Instructions to follow ▸ Locate and copy all lines bearing the word "caption".

Entries shown ▸
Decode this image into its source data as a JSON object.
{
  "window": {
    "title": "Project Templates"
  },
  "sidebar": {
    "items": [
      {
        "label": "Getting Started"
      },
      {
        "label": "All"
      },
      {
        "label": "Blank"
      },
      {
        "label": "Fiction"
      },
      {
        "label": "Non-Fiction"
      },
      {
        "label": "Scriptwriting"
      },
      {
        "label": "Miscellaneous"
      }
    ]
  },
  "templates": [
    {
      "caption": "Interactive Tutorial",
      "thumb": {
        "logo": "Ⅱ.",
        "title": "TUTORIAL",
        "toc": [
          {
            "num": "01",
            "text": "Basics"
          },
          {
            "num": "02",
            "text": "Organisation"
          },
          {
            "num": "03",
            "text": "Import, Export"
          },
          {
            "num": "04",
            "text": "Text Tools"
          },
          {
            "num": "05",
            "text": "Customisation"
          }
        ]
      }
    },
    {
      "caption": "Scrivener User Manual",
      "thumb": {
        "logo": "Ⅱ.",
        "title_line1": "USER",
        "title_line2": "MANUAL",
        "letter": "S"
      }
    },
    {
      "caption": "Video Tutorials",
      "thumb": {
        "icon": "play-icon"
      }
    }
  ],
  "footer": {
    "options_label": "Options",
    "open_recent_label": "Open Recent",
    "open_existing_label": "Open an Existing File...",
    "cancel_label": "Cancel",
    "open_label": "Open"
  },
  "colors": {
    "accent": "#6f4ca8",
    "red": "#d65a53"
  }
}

Correct answer ▸
      "caption": "Interactive Tutorial",
      "caption": "Scrivener User Manual",
      "caption": "Video Tutorials",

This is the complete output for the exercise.